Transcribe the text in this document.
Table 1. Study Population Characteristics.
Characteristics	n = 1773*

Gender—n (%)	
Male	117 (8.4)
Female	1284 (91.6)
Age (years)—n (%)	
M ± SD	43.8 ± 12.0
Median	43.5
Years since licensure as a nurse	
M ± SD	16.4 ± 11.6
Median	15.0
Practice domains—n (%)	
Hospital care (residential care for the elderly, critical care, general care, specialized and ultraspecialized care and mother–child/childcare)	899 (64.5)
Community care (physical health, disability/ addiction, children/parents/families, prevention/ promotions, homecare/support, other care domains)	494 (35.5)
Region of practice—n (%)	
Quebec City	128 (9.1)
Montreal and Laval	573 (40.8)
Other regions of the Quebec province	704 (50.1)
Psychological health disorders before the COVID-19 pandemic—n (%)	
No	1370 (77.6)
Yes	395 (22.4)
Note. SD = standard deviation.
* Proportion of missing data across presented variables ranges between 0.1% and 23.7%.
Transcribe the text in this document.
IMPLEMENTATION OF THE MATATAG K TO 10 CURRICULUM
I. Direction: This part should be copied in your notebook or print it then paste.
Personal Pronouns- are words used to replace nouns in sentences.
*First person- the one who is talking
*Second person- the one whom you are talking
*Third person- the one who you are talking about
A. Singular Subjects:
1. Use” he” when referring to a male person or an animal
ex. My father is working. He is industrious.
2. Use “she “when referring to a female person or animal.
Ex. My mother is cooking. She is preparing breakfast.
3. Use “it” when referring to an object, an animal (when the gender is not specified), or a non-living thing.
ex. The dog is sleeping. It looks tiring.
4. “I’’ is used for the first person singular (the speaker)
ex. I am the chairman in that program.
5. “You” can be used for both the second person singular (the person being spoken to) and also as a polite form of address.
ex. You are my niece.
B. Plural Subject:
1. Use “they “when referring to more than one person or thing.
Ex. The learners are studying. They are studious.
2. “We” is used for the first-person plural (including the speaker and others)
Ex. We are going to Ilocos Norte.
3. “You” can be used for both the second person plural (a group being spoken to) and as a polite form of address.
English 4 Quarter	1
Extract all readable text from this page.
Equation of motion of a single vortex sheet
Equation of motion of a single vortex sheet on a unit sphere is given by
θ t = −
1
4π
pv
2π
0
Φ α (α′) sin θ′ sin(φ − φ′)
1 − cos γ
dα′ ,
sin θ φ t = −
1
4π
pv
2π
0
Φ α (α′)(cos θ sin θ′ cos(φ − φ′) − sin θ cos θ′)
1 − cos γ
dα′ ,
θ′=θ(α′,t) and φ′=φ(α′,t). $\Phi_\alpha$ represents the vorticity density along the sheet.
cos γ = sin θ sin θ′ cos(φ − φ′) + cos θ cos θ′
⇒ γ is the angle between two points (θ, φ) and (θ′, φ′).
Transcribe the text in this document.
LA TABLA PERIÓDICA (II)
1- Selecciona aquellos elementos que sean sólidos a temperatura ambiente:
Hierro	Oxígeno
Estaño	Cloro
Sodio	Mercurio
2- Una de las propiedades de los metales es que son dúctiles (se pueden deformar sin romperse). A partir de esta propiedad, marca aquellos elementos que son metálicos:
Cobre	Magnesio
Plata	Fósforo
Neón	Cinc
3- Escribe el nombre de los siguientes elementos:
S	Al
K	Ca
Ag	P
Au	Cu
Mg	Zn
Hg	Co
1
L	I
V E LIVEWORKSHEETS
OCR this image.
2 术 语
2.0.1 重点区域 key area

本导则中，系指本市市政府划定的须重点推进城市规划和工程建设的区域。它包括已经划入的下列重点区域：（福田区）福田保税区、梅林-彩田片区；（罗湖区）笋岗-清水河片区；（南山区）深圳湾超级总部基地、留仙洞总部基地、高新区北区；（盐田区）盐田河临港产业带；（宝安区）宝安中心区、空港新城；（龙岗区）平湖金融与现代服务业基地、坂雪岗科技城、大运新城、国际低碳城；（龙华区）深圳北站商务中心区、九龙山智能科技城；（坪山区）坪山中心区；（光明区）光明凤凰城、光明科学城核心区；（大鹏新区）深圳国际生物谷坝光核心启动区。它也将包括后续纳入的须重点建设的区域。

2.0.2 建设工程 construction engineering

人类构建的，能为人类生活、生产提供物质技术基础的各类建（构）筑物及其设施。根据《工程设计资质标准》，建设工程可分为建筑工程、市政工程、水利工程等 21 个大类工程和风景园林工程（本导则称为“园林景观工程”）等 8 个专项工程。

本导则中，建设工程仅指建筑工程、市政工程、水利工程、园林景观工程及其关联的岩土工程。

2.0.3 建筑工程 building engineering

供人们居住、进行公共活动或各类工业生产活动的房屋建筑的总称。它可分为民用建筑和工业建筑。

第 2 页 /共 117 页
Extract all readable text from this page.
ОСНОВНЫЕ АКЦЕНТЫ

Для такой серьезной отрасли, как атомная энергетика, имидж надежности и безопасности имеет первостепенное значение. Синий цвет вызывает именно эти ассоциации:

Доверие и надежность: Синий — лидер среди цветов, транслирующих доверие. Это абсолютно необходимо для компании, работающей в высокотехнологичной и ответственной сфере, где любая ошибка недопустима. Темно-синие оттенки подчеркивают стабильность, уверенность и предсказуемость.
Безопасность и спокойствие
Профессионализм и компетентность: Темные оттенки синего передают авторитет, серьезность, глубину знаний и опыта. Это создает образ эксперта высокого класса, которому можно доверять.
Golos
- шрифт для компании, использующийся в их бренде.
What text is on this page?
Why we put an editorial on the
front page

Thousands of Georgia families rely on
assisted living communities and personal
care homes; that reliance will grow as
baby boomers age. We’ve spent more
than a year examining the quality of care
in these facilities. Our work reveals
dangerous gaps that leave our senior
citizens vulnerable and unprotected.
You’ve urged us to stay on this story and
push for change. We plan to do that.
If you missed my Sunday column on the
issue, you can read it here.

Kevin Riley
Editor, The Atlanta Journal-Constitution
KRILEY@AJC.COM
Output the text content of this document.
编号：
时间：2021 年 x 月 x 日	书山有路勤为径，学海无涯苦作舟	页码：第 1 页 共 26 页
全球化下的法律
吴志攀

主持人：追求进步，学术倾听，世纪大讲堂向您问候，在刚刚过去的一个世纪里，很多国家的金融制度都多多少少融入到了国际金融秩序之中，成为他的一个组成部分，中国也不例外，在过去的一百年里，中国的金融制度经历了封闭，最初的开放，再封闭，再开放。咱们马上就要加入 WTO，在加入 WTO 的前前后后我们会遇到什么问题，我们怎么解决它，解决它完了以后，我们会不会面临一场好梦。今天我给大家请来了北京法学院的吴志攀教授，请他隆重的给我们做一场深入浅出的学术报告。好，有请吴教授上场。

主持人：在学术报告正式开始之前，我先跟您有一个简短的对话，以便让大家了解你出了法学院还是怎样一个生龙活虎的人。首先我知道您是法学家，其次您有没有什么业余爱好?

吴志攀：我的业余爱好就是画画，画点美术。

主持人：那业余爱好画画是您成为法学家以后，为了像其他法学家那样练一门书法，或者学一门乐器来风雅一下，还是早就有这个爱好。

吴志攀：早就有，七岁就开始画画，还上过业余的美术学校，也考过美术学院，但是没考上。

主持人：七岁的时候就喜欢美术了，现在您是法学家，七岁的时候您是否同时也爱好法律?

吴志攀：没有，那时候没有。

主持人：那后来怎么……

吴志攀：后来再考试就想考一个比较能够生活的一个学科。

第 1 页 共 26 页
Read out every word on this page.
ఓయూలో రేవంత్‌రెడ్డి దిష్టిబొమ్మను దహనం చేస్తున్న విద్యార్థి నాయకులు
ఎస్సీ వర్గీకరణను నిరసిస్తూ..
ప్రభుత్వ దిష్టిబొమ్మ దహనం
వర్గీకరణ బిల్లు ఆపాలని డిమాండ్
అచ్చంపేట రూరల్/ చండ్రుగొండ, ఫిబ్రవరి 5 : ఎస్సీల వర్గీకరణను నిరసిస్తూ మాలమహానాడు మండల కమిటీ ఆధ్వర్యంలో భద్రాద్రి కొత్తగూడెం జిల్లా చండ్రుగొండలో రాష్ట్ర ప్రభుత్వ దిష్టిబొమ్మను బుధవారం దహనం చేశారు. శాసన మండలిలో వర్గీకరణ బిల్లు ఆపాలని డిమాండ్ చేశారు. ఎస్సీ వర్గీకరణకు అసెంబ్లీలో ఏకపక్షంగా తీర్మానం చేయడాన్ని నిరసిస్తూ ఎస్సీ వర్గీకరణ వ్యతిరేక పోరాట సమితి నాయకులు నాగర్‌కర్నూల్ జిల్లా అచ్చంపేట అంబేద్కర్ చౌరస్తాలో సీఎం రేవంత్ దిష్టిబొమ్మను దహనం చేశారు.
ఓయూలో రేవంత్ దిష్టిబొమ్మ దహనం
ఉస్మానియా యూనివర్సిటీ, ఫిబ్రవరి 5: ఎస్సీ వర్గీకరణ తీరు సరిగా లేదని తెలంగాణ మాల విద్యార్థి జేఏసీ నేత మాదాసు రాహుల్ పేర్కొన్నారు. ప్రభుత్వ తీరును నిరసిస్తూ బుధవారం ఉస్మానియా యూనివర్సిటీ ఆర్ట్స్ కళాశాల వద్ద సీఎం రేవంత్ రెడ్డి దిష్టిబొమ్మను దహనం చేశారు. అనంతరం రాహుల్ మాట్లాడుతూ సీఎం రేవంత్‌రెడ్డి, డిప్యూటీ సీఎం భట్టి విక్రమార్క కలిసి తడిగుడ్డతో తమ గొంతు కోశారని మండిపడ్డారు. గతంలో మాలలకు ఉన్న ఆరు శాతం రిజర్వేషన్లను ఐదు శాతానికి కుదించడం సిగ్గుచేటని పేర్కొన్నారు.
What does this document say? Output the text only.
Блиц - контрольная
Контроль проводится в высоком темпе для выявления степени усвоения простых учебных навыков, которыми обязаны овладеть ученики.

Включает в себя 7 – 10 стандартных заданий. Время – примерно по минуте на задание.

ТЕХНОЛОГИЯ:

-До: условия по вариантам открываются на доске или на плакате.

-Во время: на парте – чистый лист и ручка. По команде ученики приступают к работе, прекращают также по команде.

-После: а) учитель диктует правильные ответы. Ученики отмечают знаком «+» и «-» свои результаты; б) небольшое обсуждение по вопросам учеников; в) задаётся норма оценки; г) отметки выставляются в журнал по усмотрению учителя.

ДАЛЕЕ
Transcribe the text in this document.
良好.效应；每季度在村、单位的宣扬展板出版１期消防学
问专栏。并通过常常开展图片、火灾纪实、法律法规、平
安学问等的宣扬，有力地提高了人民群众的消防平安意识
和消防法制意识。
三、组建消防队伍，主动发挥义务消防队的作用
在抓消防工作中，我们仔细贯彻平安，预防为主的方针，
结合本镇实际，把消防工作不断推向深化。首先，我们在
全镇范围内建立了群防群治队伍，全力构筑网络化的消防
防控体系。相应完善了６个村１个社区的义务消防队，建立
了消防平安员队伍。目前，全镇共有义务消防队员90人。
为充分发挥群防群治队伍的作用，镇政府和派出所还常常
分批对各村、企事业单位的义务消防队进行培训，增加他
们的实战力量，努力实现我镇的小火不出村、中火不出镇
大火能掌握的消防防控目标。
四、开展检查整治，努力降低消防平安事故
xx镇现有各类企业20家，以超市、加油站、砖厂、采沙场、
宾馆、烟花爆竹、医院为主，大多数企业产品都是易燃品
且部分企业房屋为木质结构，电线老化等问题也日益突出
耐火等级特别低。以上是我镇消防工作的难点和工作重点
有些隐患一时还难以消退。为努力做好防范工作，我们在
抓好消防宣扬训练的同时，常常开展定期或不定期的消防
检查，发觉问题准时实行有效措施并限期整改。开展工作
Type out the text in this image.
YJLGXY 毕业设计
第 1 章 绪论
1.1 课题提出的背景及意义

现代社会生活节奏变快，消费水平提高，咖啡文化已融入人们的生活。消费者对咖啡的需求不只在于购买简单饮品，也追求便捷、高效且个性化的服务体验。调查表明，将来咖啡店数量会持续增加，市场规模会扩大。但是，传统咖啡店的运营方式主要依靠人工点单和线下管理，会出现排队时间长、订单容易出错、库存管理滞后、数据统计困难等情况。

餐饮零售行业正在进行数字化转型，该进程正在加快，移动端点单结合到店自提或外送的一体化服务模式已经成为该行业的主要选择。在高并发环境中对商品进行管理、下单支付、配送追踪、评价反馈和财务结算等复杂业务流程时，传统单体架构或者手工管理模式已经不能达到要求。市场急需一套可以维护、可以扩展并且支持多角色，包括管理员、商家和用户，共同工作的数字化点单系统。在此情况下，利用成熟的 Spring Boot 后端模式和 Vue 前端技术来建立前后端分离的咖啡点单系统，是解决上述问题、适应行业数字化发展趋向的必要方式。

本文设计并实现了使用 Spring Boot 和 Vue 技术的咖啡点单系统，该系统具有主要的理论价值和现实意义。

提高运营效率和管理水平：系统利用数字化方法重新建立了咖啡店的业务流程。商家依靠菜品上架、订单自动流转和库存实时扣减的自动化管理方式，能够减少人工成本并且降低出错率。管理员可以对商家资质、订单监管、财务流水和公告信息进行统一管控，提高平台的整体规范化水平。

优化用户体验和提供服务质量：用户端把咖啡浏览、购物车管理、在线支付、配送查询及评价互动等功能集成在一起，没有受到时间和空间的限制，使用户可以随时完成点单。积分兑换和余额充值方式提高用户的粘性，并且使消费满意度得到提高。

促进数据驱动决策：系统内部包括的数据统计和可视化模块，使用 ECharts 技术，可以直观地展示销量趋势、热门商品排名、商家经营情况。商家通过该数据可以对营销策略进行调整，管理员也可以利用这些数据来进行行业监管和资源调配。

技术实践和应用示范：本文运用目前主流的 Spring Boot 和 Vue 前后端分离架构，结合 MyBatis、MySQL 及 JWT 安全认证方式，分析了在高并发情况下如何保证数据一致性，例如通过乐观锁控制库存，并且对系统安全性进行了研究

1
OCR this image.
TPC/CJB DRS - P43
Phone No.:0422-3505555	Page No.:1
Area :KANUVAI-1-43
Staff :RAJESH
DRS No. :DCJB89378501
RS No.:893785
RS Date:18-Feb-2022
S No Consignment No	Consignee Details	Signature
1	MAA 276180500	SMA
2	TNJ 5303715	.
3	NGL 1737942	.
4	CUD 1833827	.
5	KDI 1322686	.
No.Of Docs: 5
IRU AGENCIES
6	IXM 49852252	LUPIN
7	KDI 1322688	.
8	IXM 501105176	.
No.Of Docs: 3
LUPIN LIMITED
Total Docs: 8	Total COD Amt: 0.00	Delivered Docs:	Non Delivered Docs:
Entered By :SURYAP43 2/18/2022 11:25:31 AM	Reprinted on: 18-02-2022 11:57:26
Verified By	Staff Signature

= TASK TO COMPLETE =
Looking at the material above, count the lines containing the string "Signature" and reply with the count alone.

= CORRECT ANSWER =
2